§ Instruction:
Print out each record below, unaltered and complete, without its images.
========================
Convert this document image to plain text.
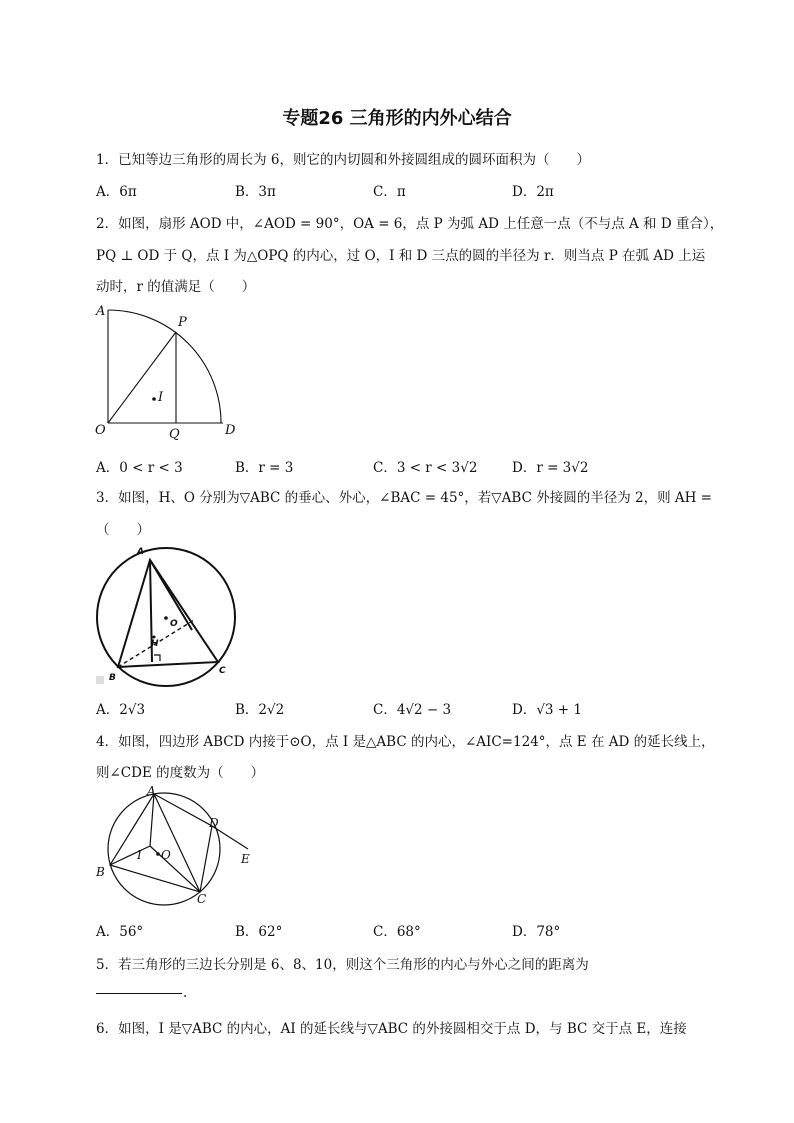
专题26 三角形的内外心结合
1．已知等边三角形的周长为 6，则它的内切圆和外接圆组成的圆环面积为（　　）
A．6π	B．3π	C．π	D．2π
2．如图，扇形 AOD 中，∠AOD = 90°，OA = 6，点 P 为弧 AD 上任意一点（不与点 A 和 D 重合），
PQ ⊥ OD 于 Q，点 I 为△OPQ 的内心，过 O，I 和 D 三点的圆的半径为 r．则当点 P 在弧 AD 上运
动时，r 的值满足（　　）
A
P
I
O	Q	D
A．0 < r < 3	B．r = 3	C．3 < r < 3√2	D．r = 3√2
3．如图，H、O 分别为▽ABC 的垂心、外心，∠BAC = 45°，若▽ABC 外接圆的半径为 2，则 AH =
（　　）
A
B
C
O
H
A．2√3	B．2√2	C．4√2 − 3	D．√3 + 1
4．如图，四边形 ABCD 内接于⊙O，点 I 是△ABC 的内心，∠AIC=124°，点 E 在 AD 的延长线上，
则∠CDE 的度数为（　　）
A
B
C
D
E
I O
A．56°	B．62°	C．68°	D．78°
5．若三角形的三边长分别是 6、8、10，则这个三角形的内心与外心之间的距离为
.
6．如图，I 是▽ABC 的内心，AI 的延长线与▽ABC 的外接圆相交于点 D，与 BC 交于点 E，连接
========================
§ Written reply:
Convert this document image to plain text.
专题26 三角形的内外心结合
1．已知等边三角形的周长为 6，则它的内切圆和外接圆组成的圆环面积为（　　）
A．6π	B．3π	C．π	D．2π
2．如图，扇形 AOD 中，∠AOD = 90°，OA = 6，点 P 为弧 AD 上任意一点（不与点 A 和 D 重合），
PQ ⊥ OD 于 Q，点 I 为△OPQ 的内心，过 O，I 和 D 三点的圆的半径为 r．则当点 P 在弧 AD 上运
动时，r 的值满足（　　）
A
P
I
O	Q	D
A．0 < r < 3	B．r = 3	C．3 < r < 3√2	D．r = 3√2
3．如图，H、O 分别为▽ABC 的垂心、外心，∠BAC = 45°，若▽ABC 外接圆的半径为 2，则 AH =
（　　）
A
B
C
O
H
A．2√3	B．2√2	C．4√2 − 3	D．√3 + 1
4．如图，四边形 ABCD 内接于⊙O，点 I 是△ABC 的内心，∠AIC=124°，点 E 在 AD 的延长线上，
则∠CDE 的度数为（　　）
A
B
C
D
E
I O
A．56°	B．62°	C．68°	D．78°
5．若三角形的三边长分别是 6、8、10，则这个三角形的内心与外心之间的距离为
.
6．如图，I 是▽ABC 的内心，AI 的延长线与▽ABC 的外接圆相交于点 D，与 BC 交于点 E，连接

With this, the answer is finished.